» **PROBLEM DETAILS**: Print the data that follows exactly.
═════ RECORD EXCERPTS ═════
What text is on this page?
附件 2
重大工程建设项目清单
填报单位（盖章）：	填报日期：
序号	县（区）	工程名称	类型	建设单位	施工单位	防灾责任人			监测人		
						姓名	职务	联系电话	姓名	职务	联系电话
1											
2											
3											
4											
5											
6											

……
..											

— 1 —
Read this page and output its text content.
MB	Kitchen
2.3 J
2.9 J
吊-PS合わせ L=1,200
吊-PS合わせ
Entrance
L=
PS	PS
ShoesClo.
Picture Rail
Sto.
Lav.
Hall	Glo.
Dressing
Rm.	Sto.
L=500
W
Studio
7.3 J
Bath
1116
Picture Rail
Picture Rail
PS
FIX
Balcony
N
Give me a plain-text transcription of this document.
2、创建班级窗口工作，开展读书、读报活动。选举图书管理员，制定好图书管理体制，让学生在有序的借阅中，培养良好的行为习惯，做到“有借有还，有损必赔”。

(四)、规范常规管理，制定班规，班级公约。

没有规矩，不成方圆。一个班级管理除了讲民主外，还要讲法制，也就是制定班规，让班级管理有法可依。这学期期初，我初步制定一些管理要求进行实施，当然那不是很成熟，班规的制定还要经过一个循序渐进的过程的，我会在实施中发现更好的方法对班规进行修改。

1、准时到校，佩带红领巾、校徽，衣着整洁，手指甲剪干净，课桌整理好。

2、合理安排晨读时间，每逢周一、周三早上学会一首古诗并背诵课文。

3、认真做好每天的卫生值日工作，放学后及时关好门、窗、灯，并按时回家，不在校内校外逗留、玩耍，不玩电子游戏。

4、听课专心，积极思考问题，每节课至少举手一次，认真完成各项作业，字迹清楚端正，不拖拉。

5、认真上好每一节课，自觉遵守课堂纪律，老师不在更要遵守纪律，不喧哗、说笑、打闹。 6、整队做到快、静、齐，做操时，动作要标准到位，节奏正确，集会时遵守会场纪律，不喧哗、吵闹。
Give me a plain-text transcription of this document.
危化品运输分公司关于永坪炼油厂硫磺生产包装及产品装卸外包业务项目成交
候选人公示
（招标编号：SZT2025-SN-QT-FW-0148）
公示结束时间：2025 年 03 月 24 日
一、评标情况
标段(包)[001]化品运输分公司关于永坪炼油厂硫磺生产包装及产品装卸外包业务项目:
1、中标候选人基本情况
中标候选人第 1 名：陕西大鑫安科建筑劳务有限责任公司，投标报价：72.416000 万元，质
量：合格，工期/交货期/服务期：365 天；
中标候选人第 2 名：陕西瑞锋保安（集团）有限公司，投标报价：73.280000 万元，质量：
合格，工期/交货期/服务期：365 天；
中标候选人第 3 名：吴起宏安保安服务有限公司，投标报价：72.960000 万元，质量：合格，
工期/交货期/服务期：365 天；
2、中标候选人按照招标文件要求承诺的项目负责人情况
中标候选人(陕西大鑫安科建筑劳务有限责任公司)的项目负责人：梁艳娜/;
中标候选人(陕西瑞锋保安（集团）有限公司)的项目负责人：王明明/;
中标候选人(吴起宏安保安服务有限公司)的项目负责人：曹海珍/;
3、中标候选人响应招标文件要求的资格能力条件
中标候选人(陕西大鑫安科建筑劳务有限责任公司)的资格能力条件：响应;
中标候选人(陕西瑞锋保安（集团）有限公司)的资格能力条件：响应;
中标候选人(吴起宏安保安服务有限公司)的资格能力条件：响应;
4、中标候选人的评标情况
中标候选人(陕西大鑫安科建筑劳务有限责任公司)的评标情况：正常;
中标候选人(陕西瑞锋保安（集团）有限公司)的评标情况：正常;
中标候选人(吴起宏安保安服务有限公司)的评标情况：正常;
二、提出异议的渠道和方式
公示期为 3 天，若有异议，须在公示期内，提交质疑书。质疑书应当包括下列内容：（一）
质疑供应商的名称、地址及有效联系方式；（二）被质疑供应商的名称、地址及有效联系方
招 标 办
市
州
═════
» **OUTPUT FOR THIS TASK**:
What text is on this page?
附件 2
重大工程建设项目清单
填报单位（盖章）：	填报日期：
序号	县（区）	工程名称	类型	建设单位	施工单位	防灾责任人			监测人		
						姓名	职务	联系电话	姓名	职务	联系电话
1											
2											
3											
4											
5											
6											

……
..											

— 1 —
Read this page and output its text content.
MB	Kitchen
2.3 J
2.9 J
吊-PS合わせ L=1,200
吊-PS合わせ
Entrance
L=
PS	PS
ShoesClo.
Picture Rail
Sto.
Lav.
Hall	Glo.
Dressing
Rm.	Sto.
L=500
W
Studio
7.3 J
Bath
1116
Picture Rail
Picture Rail
PS
FIX
Balcony
N
Give me a plain-text transcription of this document.
2、创建班级窗口工作，开展读书、读报活动。选举图书管理员，制定好图书管理体制，让学生在有序的借阅中，培养良好的行为习惯，做到“有借有还，有损必赔”。

(四)、规范常规管理，制定班规，班级公约。

没有规矩，不成方圆。一个班级管理除了讲民主外，还要讲法制，也就是制定班规，让班级管理有法可依。这学期期初，我初步制定一些管理要求进行实施，当然那不是很成熟，班规的制定还要经过一个循序渐进的过程的，我会在实施中发现更好的方法对班规进行修改。

1、准时到校，佩带红领巾、校徽，衣着整洁，手指甲剪干净，课桌整理好。

2、合理安排晨读时间，每逢周一、周三早上学会一首古诗并背诵课文。

3、认真做好每天的卫生值日工作，放学后及时关好门、窗、灯，并按时回家，不在校内校外逗留、玩耍，不玩电子游戏。

4、听课专心，积极思考问题，每节课至少举手一次，认真完成各项作业，字迹清楚端正，不拖拉。

5、认真上好每一节课，自觉遵守课堂纪律，老师不在更要遵守纪律，不喧哗、说笑、打闹。 6、整队做到快、静、齐，做操时，动作要标准到位，节奏正确，集会时遵守会场纪律，不喧哗、吵闹。
Give me a plain-text transcription of this document.
危化品运输分公司关于永坪炼油厂硫磺生产包装及产品装卸外包业务项目成交
候选人公示
（招标编号：SZT2025-SN-QT-FW-0148）
公示结束时间：2025 年 03 月 24 日
一、评标情况
标段(包)[001]化品运输分公司关于永坪炼油厂硫磺生产包装及产品装卸外包业务项目:
1、中标候选人基本情况
中标候选人第 1 名：陕西大鑫安科建筑劳务有限责任公司，投标报价：72.416000 万元，质
量：合格，工期/交货期/服务期：365 天；
中标候选人第 2 名：陕西瑞锋保安（集团）有限公司，投标报价：73.280000 万元，质量：
合格，工期/交货期/服务期：365 天；
中标候选人第 3 名：吴起宏安保安服务有限公司，投标报价：72.960000 万元，质量：合格，
工期/交货期/服务期：365 天；
2、中标候选人按照招标文件要求承诺的项目负责人情况
中标候选人(陕西大鑫安科建筑劳务有限责任公司)的项目负责人：梁艳娜/;
中标候选人(陕西瑞锋保安（集团）有限公司)的项目负责人：王明明/;
中标候选人(吴起宏安保安服务有限公司)的项目负责人：曹海珍/;
3、中标候选人响应招标文件要求的资格能力条件
中标候选人(陕西大鑫安科建筑劳务有限责任公司)的资格能力条件：响应;
中标候选人(陕西瑞锋保安（集团）有限公司)的资格能力条件：响应;
中标候选人(吴起宏安保安服务有限公司)的资格能力条件：响应;
4、中标候选人的评标情况
中标候选人(陕西大鑫安科建筑劳务有限责任公司)的评标情况：正常;
中标候选人(陕西瑞锋保安（集团）有限公司)的评标情况：正常;
中标候选人(吴起宏安保安服务有限公司)的评标情况：正常;
二、提出异议的渠道和方式
公示期为 3 天，若有异议，须在公示期内，提交质疑书。质疑书应当包括下列内容：（一）
质疑供应商的名称、地址及有效联系方式；（二）被质疑供应商的名称、地址及有效联系方
招 标 办
市
州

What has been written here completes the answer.